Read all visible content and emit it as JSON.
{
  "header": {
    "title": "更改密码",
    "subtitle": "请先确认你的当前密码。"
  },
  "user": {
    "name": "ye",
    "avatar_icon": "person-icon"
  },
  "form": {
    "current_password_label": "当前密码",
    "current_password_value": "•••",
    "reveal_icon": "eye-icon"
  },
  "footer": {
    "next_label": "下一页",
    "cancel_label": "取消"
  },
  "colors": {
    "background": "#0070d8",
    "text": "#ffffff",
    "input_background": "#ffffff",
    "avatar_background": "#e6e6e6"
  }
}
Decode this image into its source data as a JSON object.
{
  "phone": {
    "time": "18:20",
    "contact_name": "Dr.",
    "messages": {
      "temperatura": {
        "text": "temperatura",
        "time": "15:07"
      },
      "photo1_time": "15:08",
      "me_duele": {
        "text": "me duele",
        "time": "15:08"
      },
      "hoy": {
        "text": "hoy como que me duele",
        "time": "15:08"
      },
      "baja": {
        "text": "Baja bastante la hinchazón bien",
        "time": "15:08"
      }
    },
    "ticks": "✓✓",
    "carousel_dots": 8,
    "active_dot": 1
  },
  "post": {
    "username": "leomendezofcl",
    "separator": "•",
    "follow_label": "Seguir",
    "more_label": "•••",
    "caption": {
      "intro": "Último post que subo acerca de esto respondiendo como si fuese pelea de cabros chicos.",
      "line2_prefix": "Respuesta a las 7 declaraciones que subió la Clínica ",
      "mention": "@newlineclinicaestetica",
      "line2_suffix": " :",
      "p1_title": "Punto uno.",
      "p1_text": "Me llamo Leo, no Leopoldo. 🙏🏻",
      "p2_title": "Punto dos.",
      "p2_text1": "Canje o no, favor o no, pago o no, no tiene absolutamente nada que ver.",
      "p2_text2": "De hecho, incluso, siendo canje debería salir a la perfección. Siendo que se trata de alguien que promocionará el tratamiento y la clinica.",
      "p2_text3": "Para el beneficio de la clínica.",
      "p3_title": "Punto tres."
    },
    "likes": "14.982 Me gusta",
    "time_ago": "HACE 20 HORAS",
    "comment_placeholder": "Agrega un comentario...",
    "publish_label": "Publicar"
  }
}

* * *

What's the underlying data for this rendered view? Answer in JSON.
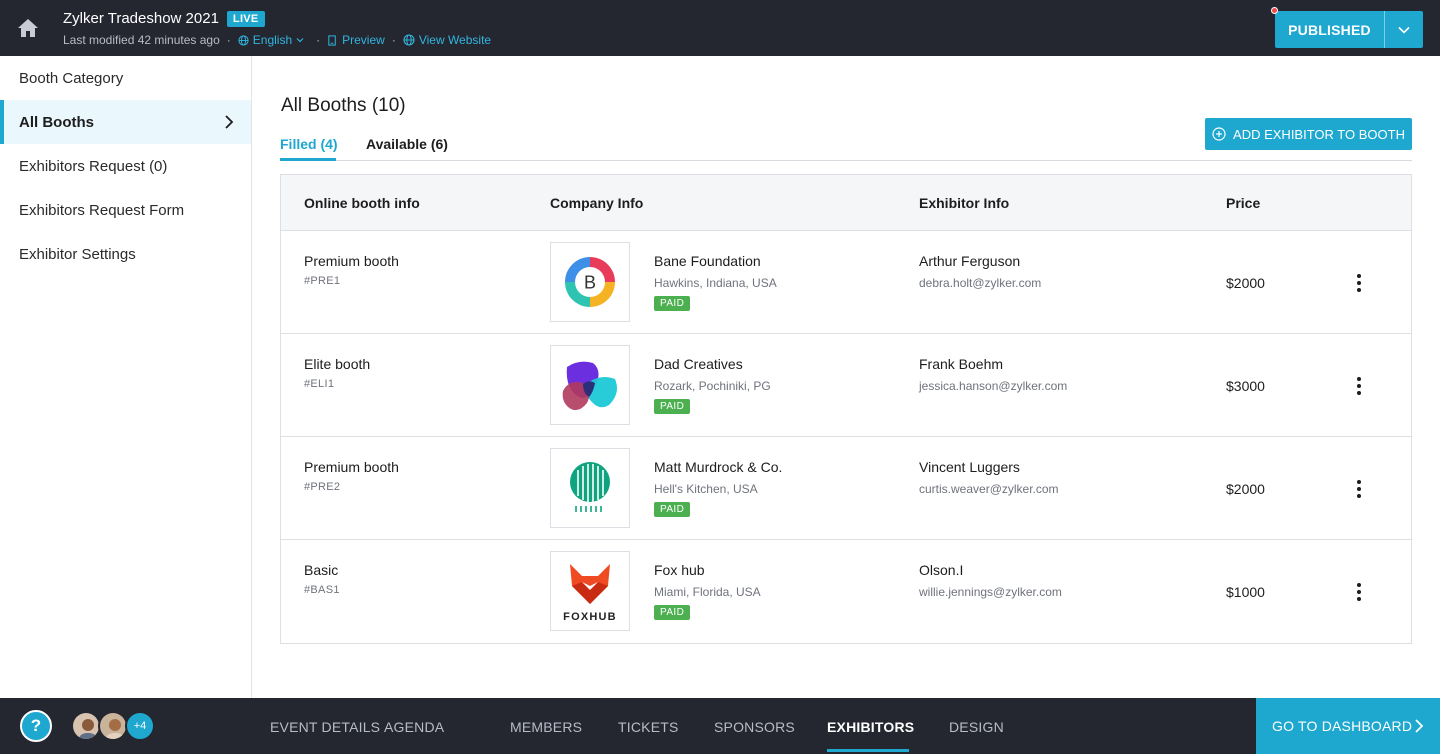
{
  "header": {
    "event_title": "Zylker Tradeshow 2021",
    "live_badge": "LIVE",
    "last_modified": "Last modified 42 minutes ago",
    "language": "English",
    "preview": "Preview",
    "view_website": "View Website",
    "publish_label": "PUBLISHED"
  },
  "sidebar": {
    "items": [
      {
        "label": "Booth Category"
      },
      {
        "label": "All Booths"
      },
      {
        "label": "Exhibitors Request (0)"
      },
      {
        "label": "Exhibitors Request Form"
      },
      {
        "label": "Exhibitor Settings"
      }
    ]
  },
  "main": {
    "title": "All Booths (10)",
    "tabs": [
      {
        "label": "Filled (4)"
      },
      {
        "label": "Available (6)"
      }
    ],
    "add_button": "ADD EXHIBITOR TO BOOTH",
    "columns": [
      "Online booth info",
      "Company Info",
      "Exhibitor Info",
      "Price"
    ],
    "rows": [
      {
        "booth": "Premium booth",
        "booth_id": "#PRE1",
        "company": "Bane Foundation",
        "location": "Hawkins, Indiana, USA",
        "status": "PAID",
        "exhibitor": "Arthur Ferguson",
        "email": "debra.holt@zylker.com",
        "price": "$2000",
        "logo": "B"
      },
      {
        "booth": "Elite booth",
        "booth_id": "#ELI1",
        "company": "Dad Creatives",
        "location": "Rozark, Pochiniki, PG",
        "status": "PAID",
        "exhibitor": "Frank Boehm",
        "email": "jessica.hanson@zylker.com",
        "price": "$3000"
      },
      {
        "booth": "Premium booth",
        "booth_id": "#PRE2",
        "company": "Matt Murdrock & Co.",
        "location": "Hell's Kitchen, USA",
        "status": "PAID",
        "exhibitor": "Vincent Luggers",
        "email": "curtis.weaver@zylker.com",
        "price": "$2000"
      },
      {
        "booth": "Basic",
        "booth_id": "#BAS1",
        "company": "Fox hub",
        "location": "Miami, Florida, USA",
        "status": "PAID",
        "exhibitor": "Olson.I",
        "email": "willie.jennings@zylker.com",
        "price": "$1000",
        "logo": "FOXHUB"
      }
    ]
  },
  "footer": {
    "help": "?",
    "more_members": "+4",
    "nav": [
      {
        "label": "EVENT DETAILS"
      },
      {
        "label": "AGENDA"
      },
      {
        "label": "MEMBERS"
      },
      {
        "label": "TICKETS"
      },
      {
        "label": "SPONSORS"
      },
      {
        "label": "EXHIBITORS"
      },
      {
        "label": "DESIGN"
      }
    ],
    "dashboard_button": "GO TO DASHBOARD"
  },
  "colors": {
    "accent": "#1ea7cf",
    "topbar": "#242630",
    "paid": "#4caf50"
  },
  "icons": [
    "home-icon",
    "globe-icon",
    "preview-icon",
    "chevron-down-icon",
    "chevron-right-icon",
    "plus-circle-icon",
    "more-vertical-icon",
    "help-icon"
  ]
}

* _Instructions to follow_: Find the word "chevron" in the material, then list each line that holds it.

* _Reply_:
    "chevron-down-icon",
    "chevron-right-icon",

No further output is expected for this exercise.